Page excerpt:
◇ ◇ ◇ ◇ ◇
Notes on Jeremiah 27-28

It is well known that an error has crept into the text of the prefatory verse. The reader has only to compare verses 3 and 12, with 19, 20, to make this clear and certain. For “Jehoiakim” in verse 1 read Zedekiah.
The occasion of this word from Jehovah to Jeremiah was an effort at a coalition of the king of Judah with the kings that surrounded the land to throw off the yoke of Nebuchadnezzar. Vain thought! God had for an appointed term given him a dominion unlimited in title: if limited in fact, it was only that he did not push with his arms yet farther. Rebellious thought! for the God who gave the king of Babylon this large place of authority was avowedly chastising His own people whose evil refused all remedy. Now when God is judging sin, the only suited feeling of man is repentance in dust and ashes with submission of heart to His ways. Therefore was the prophet to say “Thus saith the Lord to me; Make thee bonds and yokes, and put them upon thy neck, and send them to the king of Edom and to the king of Moab, and to the king of the Ammonites, and to the king of Tyrus, and to the king of Zidon, by the hand of the messengers which come to Jerusalem unto Zedekiah king of Judah; and command them to say unto their masters, Thus saith the Lord of hosts, the God of Israel; Thus shall ye say unto your masters; I have made the earth, the man and the beast that are upon the ground, by my great power and by my outstretched arm, and have given it unto whom it seemed meet unto me. And now have I given all these lands into the hand of Nebuchadnezzar the king of Babylon, my servant; and the beasts of the field have I given him also to serve him. And all nations shall serve him, and his son, and his son's son, until the very time of his land come: and then many nations and great kings shall serve themselves of him. And it shall come to pass, that the nation and kingdom which will not serve the same Nebuchadnezzar the king of Babylon, and that will not put their neck under the yoke of the king of Babylon-, that nation will I punish, saith the Lord, with the sword, and with the famine, and with the pestilence, until I have consumed them by his hand.” (Ver. 2-8.)
The mourning prophet was called to a course, unspeakably bold and presumptuous in the eye of his countrymen—how much more in the eyes of the ambassadors and the foreign powers! But God does not abate His sovereign will, nor hide the claims of His glory, because His people degrade themselves and put His name to open shame. And what a rebuke, especially to Judah and the guilty son of David, to hear “the God of Israel” proclaim Nebuchadnezzar as “His servant,” not only to the Jew but to their Gentile neighbors! The divine grant too was as minute as it was extensive: “the beasts of the field” did Jehovah give to serve him, as well as “all these lands.” But Babylon's supremacy was measured. It was no purpose of mercy; it was but a sovereign disposition in providence, and as the accomplishment of the needed chastisement of Judah and the nations. This over, many nations and great kings should serve themselves of the Babylonian king after the third generation, as surely as all nations should serve him meanwhile. But serve they must till then on pain of God's punishment with His sore plagues.
◇ ◇ ◇ ◇ ◇
What needs to be done: Name each king that the notes on Jeremiah 27–28 say the prophet was told to send bonds and yokes to.
◇ ◇ ◇ ◇ ◇
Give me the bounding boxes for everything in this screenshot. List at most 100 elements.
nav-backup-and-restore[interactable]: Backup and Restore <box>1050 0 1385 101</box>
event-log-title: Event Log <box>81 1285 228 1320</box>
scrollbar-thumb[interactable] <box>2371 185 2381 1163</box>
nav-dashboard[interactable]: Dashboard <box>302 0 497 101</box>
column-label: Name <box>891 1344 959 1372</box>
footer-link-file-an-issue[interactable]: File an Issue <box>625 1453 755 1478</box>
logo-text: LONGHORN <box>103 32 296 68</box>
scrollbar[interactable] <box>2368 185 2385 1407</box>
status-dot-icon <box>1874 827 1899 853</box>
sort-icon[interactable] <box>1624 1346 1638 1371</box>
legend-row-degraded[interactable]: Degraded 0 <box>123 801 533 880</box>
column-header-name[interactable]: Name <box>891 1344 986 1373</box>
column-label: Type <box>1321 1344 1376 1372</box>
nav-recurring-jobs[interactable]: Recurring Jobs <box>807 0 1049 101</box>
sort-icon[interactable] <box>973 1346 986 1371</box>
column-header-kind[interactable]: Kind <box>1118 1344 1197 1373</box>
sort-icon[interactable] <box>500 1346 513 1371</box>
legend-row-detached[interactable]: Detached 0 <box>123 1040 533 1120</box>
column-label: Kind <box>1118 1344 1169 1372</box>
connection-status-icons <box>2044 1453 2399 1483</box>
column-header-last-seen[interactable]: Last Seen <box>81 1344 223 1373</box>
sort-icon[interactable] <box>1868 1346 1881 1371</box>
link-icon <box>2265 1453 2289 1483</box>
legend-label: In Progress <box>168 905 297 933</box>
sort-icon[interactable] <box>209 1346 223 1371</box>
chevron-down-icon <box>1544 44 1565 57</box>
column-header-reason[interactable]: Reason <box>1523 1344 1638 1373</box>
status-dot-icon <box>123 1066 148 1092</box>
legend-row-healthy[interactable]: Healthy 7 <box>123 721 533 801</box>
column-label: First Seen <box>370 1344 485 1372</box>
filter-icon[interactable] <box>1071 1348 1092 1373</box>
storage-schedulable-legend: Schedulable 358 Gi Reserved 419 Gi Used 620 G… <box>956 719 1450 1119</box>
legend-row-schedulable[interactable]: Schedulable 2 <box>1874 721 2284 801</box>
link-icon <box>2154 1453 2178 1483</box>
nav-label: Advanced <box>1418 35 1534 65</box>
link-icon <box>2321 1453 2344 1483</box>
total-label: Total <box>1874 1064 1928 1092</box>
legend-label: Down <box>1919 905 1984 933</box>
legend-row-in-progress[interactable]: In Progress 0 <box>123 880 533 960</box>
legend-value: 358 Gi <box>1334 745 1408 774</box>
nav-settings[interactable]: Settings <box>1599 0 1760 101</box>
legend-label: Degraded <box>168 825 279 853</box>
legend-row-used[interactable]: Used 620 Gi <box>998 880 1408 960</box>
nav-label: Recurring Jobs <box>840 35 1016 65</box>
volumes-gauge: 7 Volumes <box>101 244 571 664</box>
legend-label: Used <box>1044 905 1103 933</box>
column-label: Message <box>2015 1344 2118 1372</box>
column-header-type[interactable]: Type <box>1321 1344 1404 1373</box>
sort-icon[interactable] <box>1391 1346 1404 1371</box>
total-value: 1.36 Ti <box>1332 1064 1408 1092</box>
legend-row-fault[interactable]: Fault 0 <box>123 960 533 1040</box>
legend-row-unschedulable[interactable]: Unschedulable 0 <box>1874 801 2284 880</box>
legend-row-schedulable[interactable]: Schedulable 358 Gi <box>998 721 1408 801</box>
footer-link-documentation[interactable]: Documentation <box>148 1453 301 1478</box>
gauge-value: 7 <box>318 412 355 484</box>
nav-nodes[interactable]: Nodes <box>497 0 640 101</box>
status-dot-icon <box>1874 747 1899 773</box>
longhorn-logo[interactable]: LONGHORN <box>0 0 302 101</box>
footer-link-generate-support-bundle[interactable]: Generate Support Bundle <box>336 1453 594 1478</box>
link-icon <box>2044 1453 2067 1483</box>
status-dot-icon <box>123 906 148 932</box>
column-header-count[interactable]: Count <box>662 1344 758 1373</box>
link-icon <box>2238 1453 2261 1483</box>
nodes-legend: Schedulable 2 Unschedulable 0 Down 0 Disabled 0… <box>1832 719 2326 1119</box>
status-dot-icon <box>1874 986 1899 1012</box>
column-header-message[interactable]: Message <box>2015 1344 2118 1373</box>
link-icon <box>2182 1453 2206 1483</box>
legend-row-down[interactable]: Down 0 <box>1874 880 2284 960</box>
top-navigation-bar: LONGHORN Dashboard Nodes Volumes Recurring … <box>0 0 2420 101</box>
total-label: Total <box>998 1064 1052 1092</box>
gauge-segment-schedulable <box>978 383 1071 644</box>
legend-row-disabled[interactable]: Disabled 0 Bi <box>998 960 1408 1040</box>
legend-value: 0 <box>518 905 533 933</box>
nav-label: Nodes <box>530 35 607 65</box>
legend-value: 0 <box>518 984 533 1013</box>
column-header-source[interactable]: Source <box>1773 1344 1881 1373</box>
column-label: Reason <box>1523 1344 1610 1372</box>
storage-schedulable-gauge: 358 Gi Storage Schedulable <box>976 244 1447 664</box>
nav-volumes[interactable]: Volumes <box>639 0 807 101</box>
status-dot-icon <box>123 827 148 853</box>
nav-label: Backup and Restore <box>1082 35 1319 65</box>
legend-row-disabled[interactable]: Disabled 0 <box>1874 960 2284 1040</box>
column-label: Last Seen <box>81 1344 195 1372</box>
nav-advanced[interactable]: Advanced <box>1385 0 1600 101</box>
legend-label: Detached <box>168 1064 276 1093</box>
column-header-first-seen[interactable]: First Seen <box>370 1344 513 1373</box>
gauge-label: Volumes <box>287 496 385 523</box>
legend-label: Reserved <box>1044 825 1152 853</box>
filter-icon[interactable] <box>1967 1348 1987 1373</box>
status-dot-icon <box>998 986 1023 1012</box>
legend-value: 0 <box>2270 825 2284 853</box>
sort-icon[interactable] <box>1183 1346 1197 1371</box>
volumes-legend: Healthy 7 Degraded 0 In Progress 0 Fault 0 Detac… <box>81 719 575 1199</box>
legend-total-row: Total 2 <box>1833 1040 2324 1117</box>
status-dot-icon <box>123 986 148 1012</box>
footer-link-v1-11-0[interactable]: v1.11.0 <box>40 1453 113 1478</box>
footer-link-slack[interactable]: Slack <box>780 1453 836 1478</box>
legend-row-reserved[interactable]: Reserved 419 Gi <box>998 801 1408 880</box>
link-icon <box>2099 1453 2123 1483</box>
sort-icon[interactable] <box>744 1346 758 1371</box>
◇ ◇ ◇ ◇ ◇
Result of the task: The king of Edom, the king of Moab, the king of the Ammonites, the king of Tyrus, and the king of Zidon.